WHAT THIS TASK INVOLVES: Print the complete set of entries exactly.

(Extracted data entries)
::::

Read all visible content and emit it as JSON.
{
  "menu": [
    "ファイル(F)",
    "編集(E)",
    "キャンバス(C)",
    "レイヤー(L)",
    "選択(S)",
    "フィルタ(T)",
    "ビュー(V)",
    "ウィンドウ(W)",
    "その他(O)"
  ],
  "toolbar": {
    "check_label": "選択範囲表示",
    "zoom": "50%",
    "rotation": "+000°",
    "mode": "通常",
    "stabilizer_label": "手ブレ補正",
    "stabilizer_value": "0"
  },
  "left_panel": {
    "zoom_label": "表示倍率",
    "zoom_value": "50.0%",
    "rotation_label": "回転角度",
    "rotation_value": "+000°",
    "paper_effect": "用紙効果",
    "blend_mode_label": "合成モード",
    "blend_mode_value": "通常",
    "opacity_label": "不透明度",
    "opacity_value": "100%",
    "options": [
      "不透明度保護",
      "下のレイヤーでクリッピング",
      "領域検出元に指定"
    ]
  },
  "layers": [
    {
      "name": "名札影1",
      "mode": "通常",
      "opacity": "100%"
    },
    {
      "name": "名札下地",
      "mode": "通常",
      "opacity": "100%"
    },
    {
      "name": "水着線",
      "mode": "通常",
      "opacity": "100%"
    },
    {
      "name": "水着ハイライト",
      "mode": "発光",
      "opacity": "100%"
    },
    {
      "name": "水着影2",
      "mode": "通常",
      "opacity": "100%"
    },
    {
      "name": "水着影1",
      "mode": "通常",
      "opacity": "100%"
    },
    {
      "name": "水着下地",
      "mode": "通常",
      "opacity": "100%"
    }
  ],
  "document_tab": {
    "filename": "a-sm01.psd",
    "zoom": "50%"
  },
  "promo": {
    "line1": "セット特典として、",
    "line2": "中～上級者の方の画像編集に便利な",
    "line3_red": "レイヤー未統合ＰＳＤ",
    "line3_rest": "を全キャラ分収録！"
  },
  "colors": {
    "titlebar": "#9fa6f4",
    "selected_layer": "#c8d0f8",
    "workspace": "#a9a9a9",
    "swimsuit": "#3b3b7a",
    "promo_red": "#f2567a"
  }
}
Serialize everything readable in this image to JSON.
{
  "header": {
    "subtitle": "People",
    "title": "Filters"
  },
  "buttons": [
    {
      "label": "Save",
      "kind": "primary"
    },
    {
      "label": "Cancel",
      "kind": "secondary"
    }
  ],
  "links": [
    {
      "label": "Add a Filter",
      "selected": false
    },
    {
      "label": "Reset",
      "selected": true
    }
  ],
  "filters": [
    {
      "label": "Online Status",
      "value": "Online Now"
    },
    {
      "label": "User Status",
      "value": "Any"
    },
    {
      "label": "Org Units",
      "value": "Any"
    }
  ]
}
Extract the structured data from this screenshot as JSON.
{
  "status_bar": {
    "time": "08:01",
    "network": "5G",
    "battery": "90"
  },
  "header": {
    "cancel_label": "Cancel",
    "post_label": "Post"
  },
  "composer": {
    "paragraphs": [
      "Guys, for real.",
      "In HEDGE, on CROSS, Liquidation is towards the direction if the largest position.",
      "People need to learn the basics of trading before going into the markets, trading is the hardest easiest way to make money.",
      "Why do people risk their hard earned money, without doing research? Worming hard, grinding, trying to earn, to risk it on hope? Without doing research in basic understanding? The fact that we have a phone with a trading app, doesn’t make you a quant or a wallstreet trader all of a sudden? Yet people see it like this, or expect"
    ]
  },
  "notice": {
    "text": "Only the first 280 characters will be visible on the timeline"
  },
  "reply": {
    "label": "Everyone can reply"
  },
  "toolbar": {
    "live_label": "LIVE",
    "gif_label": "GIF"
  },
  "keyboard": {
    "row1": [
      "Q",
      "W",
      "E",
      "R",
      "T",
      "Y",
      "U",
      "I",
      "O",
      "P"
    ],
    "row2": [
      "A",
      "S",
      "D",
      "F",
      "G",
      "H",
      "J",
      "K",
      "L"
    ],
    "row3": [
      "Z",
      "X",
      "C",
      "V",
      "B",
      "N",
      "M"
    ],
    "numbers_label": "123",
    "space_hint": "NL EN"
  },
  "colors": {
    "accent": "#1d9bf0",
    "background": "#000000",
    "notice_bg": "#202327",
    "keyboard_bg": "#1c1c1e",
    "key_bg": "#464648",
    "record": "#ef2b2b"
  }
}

::::

WRITTEN ANSWER:
Read all visible content and emit it as JSON.
{
  "menu": [
    "ファイル(F)",
    "編集(E)",
    "キャンバス(C)",
    "レイヤー(L)",
    "選択(S)",
    "フィルタ(T)",
    "ビュー(V)",
    "ウィンドウ(W)",
    "その他(O)"
  ],
  "toolbar": {
    "check_label": "選択範囲表示",
    "zoom": "50%",
    "rotation": "+000°",
    "mode": "通常",
    "stabilizer_label": "手ブレ補正",
    "stabilizer_value": "0"
  },
  "left_panel": {
    "zoom_label": "表示倍率",
    "zoom_value": "50.0%",
    "rotation_label": "回転角度",
    "rotation_value": "+000°",
    "paper_effect": "用紙効果",
    "blend_mode_label": "合成モード",
    "blend_mode_value": "通常",
    "opacity_label": "不透明度",
    "opacity_value": "100%",
    "options": [
      "不透明度保護",
      "下のレイヤーでクリッピング",
      "領域検出元に指定"
    ]
  },
  "layers": [
    {
      "name": "名札影1",
      "mode": "通常",
      "opacity": "100%"
    },
    {
      "name": "名札下地",
      "mode": "通常",
      "opacity": "100%"
    },
    {
      "name": "水着線",
      "mode": "通常",
      "opacity": "100%"
    },
    {
      "name": "水着ハイライト",
      "mode": "発光",
      "opacity": "100%"
    },
    {
      "name": "水着影2",
      "mode": "通常",
      "opacity": "100%"
    },
    {
      "name": "水着影1",
      "mode": "通常",
      "opacity": "100%"
    },
    {
      "name": "水着下地",
      "mode": "通常",
      "opacity": "100%"
    }
  ],
  "document_tab": {
    "filename": "a-sm01.psd",
    "zoom": "50%"
  },
  "promo": {
    "line1": "セット特典として、",
    "line2": "中～上級者の方の画像編集に便利な",
    "line3_red": "レイヤー未統合ＰＳＤ",
    "line3_rest": "を全キャラ分収録！"
  },
  "colors": {
    "titlebar": "#9fa6f4",
    "selected_layer": "#c8d0f8",
    "workspace": "#a9a9a9",
    "swimsuit": "#3b3b7a",
    "promo_red": "#f2567a"
  }
}
Serialize everything readable in this image to JSON.
{
  "header": {
    "subtitle": "People",
    "title": "Filters"
  },
  "buttons": [
    {
      "label": "Save",
      "kind": "primary"
    },
    {
      "label": "Cancel",
      "kind": "secondary"
    }
  ],
  "links": [
    {
      "label": "Add a Filter",
      "selected": false
    },
    {
      "label": "Reset",
      "selected": true
    }
  ],
  "filters": [
    {
      "label": "Online Status",
      "value": "Online Now"
    },
    {
      "label": "User Status",
      "value": "Any"
    },
    {
      "label": "Org Units",
      "value": "Any"
    }
  ]
}
Extract the structured data from this screenshot as JSON.
{
  "status_bar": {
    "time": "08:01",
    "network": "5G",
    "battery": "90"
  },
  "header": {
    "cancel_label": "Cancel",
    "post_label": "Post"
  },
  "composer": {
    "paragraphs": [
      "Guys, for real.",
      "In HEDGE, on CROSS, Liquidation is towards the direction if the largest position.",
      "People need to learn the basics of trading before going into the markets, trading is the hardest easiest way to make money.",
      "Why do people risk their hard earned money, without doing research? Worming hard, grinding, trying to earn, to risk it on hope? Without doing research in basic understanding? The fact that we have a phone with a trading app, doesn’t make you a quant or a wallstreet trader all of a sudden? Yet people see it like this, or expect"
    ]
  },
  "notice": {
    "text": "Only the first 280 characters will be visible on the timeline"
  },
  "reply": {
    "label": "Everyone can reply"
  },
  "toolbar": {
    "live_label": "LIVE",
    "gif_label": "GIF"
  },
  "keyboard": {
    "row1": [
      "Q",
      "W",
      "E",
      "R",
      "T",
      "Y",
      "U",
      "I",
      "O",
      "P"
    ],
    "row2": [
      "A",
      "S",
      "D",
      "F",
      "G",
      "H",
      "J",
      "K",
      "L"
    ],
    "row3": [
      "Z",
      "X",
      "C",
      "V",
      "B",
      "N",
      "M"
    ],
    "numbers_label": "123",
    "space_hint": "NL EN"
  },
  "colors": {
    "accent": "#1d9bf0",
    "background": "#000000",
    "notice_bg": "#202327",
    "keyboard_bg": "#1c1c1e",
    "key_bg": "#464648",
    "record": "#ef2b2b"
  }
}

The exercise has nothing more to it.